# PROVIDED RECORDS start

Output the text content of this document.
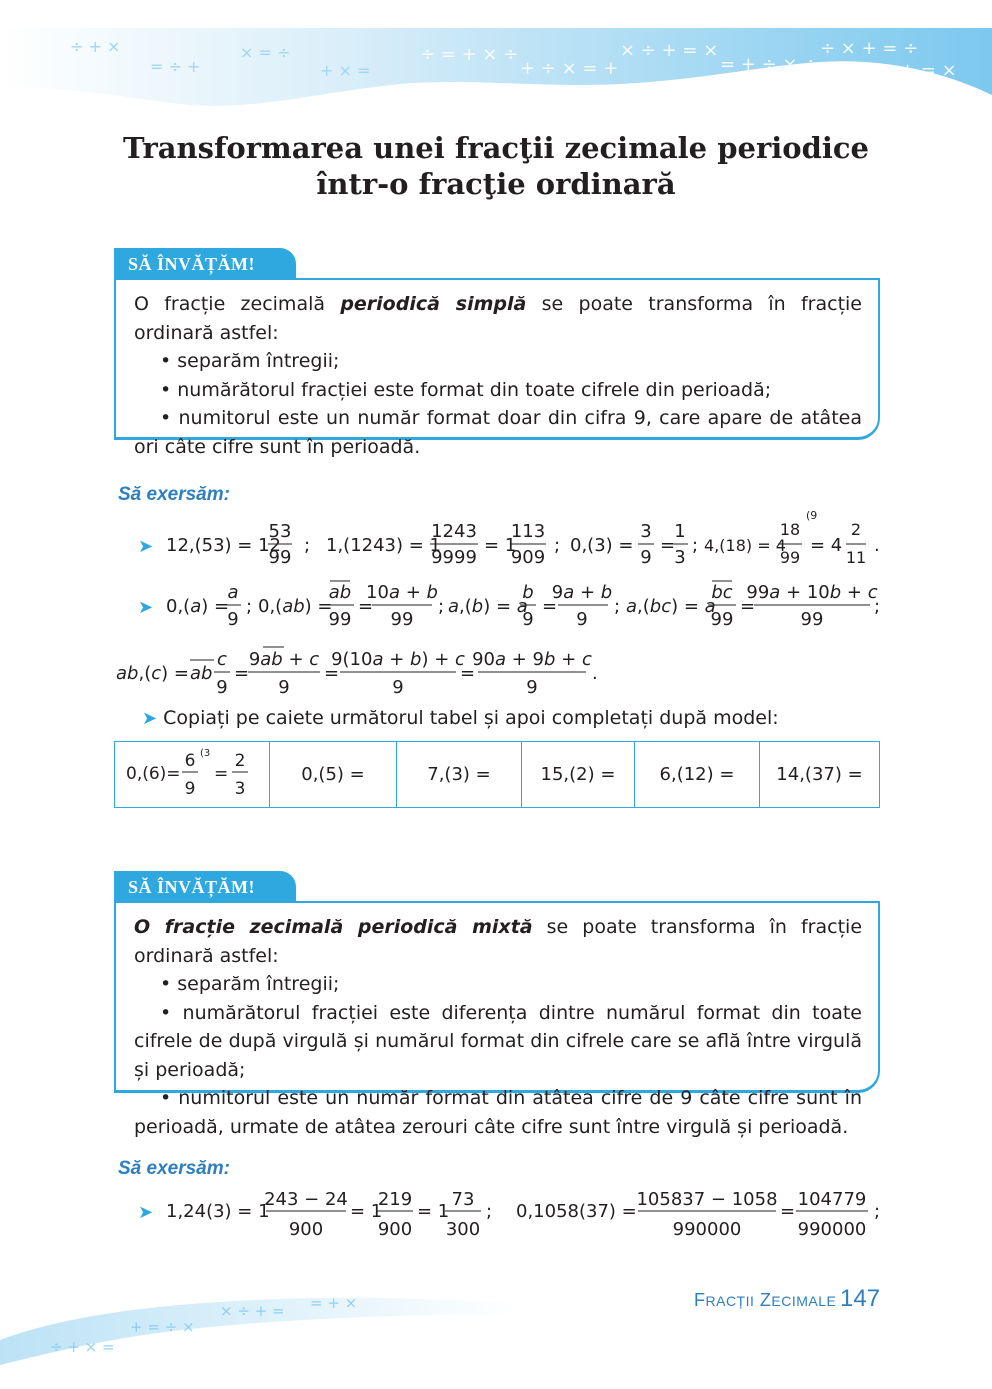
÷ = + × ÷
+ ÷ × = +
× ÷ + = ×
= + ÷ × ÷
÷ × + = ÷
+ = ×
÷ + ×
= ÷ +
× = ÷
+ × =
Transformarea unei fracţii zecimale periodice
într-o fracţie ordinară
SĂ ÎNVĂȚĂM!

O fracție zecimală periodică simplă se poate transforma în fracție ordinară astfel:

• separăm întregii;

• numărătorul fracției este format din toate cifrele din perioadă;

• numitorul este un număr format doar din cifra 9, care apare de atâtea ori câte cifre sunt în perioadă.

Să exersăm:
➤ 12,(53) = 12
53
99
; 1,(1243) = 1
1243
9999
= 1
113
909
; 0,(3) =
3
9
=
1
3
; 4,(18) = 4
18
(9
99
= 4
2
11
.
➤ 0,(a) =
a
9
; 0,(ab) =
ab
99
=
10a + b
99
; a,(b) = a
b
9
=
9a + b
9
; a,(bc) = a
bc
99
=
99a + 10b + c
99
;
ab,(c) = ab
c
9
=
9ab + c
9
=
9(10a + b) + c
9
=
90a + 9b + c
9
.
➤ Copiați pe caiete următorul tabel și apoi completați după model:
0,(6)=
6
9
(3
=
2
3
	0,(5) =	7,(3) =	15,(2) =	6,(12) =	14,(37) =
SĂ ÎNVĂȚĂM!

O fracție zecimală periodică mixtă se poate transforma în fracție ordinară astfel:

• separăm întregii;

• numărătorul fracției este diferența dintre numărul format din toate cifrele de după virgulă și numărul format din cifrele care se află între virgulă și perioadă;

• numitorul este un număr format din atâtea cifre de 9 câte cifre sunt în perioadă, urmate de atâtea zerouri câte cifre sunt între virgulă și perioadă.

Să exersăm:
➤ 1,24(3) = 1
243 − 24
900
= 1
219
900
= 1
73
300
; 0,1058(37) =
105837 − 1058
990000
=
104779
990000
;
÷ + × =
+ = ÷ ×
× ÷ + = = + ×	FRACȚII ZECIMALE 147
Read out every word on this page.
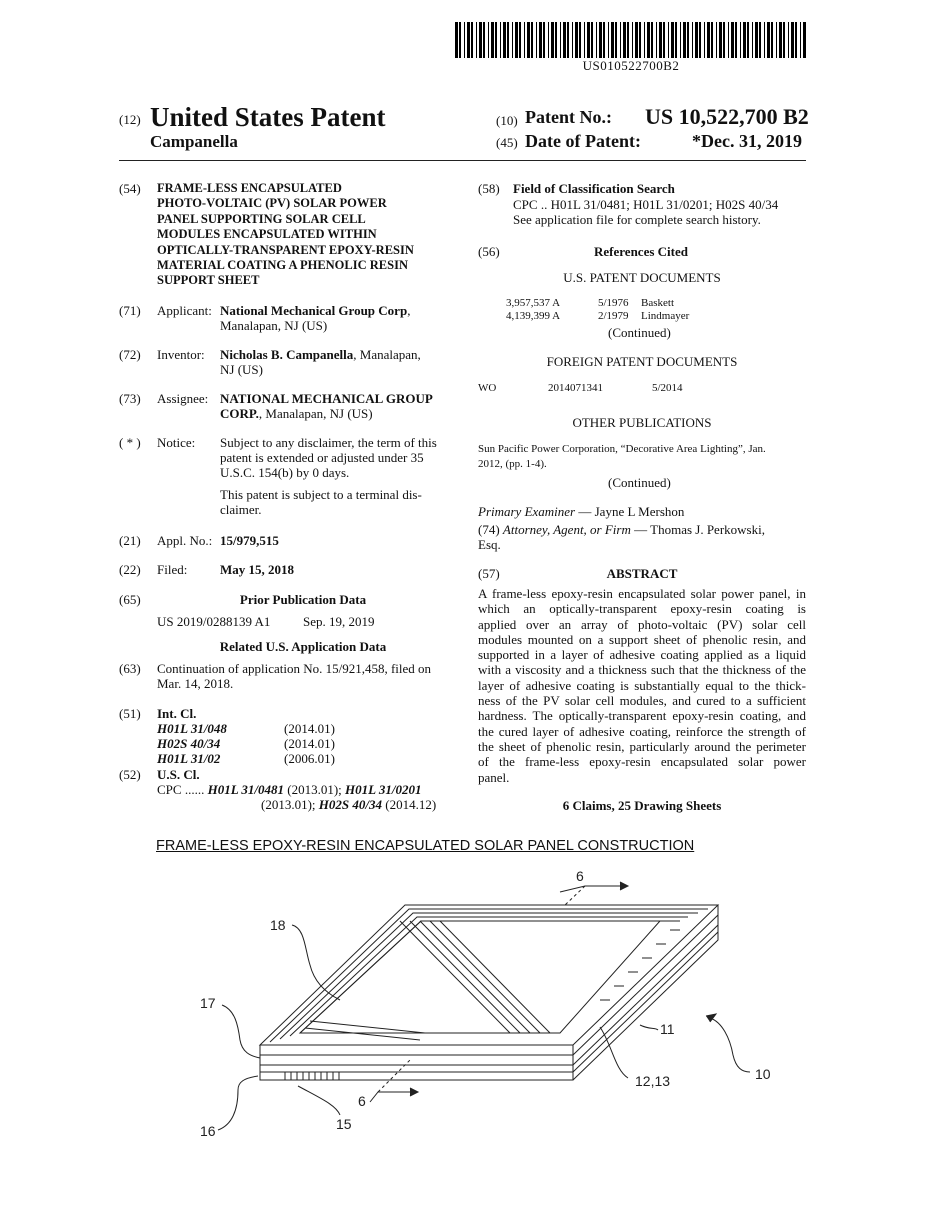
US010522700B2
(12) United States Patent
Campanella
(10) Patent No.: US 10,522,700 B2
(45) Date of Patent:	*Dec. 31, 2019
(54) FRAME-LESS ENCAPSULATED
PHOTO-VOLTAIC (PV) SOLAR POWER
PANEL SUPPORTING SOLAR CELL
MODULES ENCAPSULATED WITHIN
OPTICALLY-TRANSPARENT EPOXY-RESIN
MATERIAL COATING A PHENOLIC RESIN
SUPPORT SHEET
(71) Applicant: National Mechanical Group Corp,
Manalapan, NJ (US)
(72) Inventor: Nicholas B. Campanella, Manalapan,
NJ (US)
(73) Assignee: NATIONAL MECHANICAL GROUP
CORP., Manalapan, NJ (US)
( * ) Notice: Subject to any disclaimer, the term of this
patent is extended or adjusted under 35
U.S.C. 154(b) by 0 days.
This patent is subject to a terminal dis-
claimer.
(21) Appl. No.: 15/979,515
(22) Filed:	May 15, 2018
(65)	Prior Publication Data
US 2019/0288139 A1	Sep. 19, 2019
Related U.S. Application Data
(63) Continuation of application No. 15/921,458, filed on
Mar. 14, 2018.
(51) Int. Cl.
H01L 31/048	(2014.01)
H02S 40/34	(2014.01)
H01L 31/02	(2006.01)
(52) U.S. Cl.
CPC ...... H01L 31/0481 (2013.01); H01L 31/0201
(2013.01); H02S 40/34 (2014.12)
(58) Field of Classification Search
CPC .. H01L 31/0481; H01L 31/0201; H02S 40/34
See application file for complete search history.
(56)	References Cited
U.S. PATENT DOCUMENTS
3,957,537 A	5/1976 Baskett
4,139,399 A	2/1979 Lindmayer
(Continued)
FOREIGN PATENT DOCUMENTS
WO	2014071341	5/2014
OTHER PUBLICATIONS
Sun Pacific Power Corporation, “Decorative Area Lighting”, Jan.
2012, (pp. 1-4).
(Continued)
Primary Examiner — Jayne L Mershon
(74) Attorney, Agent, or Firm — Thomas J. Perkowski,
Esq.
(57)	ABSTRACT
A frame-less epoxy-resin encapsulated solar power panel, in
which an optically-transparent epoxy-resin coating is
applied over an array of photo-voltaic (PV) solar cell
modules mounted on a support sheet of phenolic resin, and
supported in a layer of adhesive coating applied as a liquid
with a viscosity and a thickness such that the thickness of the
layer of adhesive coating is substantially equal to the thick-
ness of the PV solar cell modules, and cured to a sufficient
hardness. The optically-transparent epoxy-resin coating, and
the cured layer of adhesive coating, reinforce the strength of
the sheet of phenolic resin, particularly around the perimeter
of the frame-less epoxy-resin encapsulated solar power
panel.
6 Claims, 25 Drawing Sheets
FRAME-LESS EPOXY-RESIN ENCAPSULATED SOLAR PANEL CONSTRUCTION
6
18
17
11
12,13	10
6
16	15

# PROVIDED RECORDS end

DIRECTIONS =>
Lines containing the word "Data" must all be returned from the material above.

RIGHT ANSWER =>
(65)	Prior Publication Data
Related U.S. Application Data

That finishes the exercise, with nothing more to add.